═════ DATA ENTRIES

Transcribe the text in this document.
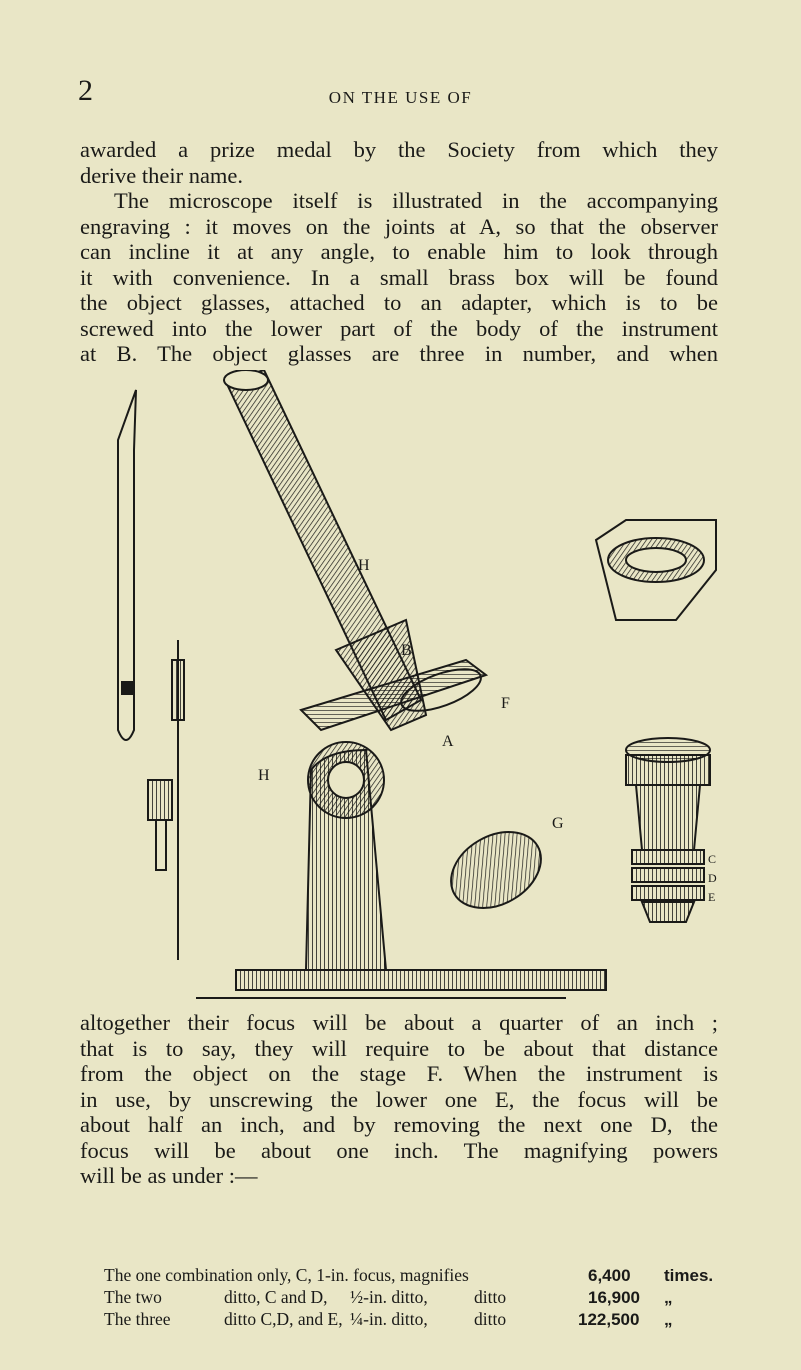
2	ON THE USE OF
awarded a prize medal by the Society from which they
derive their name.
The microscope itself is illustrated in the accompanying
engraving : it moves on the joints at A, so that the observer
can incline it at any angle, to enable him to look through
it with convenience. In a small brass box will be found
the object glasses, attached to an adapter, which is to be
screwed into the lower part of the body of the instrument
at B. The object glasses are three in number, and when
H
B
F
H
A
G
C
D
E
altogether their focus will be about a quarter of an inch ;
that is to say, they will require to be about that distance
from the object on the stage F. When the instrument is
in use, by unscrewing the lower one E, the focus will be
about half an inch, and by removing the next one D, the
focus will be about one inch. The magnifying powers
will be as under :—
The one combination only, C, 1-in. focus, magnifies	6,400 times.
The two	ditto, C and D, ½-in. ditto,	ditto	16,900 „
The three	ditto C,D, and E, ¼-in. ditto,	ditto	122,500 „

══════════

Copy all of the entries verbatim, leaving out any pictures they contain.

PROBLEM SOLUTION =
Transcribe the text in this document.
2	ON THE USE OF
awarded a prize medal by the Society from which they
derive their name.
The microscope itself is illustrated in the accompanying
engraving : it moves on the joints at A, so that the observer
can incline it at any angle, to enable him to look through
it with convenience. In a small brass box will be found
the object glasses, attached to an adapter, which is to be
screwed into the lower part of the body of the instrument
at B. The object glasses are three in number, and when
H
B
F
H
A
G
C
D
E
altogether their focus will be about a quarter of an inch ;
that is to say, they will require to be about that distance
from the object on the stage F. When the instrument is
in use, by unscrewing the lower one E, the focus will be
about half an inch, and by removing the next one D, the
focus will be about one inch. The magnifying powers
will be as under :—
The one combination only, C, 1-in. focus, magnifies	6,400 times.
The two	ditto, C and D, ½-in. ditto,	ditto	16,900 „
The three	ditto C,D, and E, ¼-in. ditto,	ditto	122,500 „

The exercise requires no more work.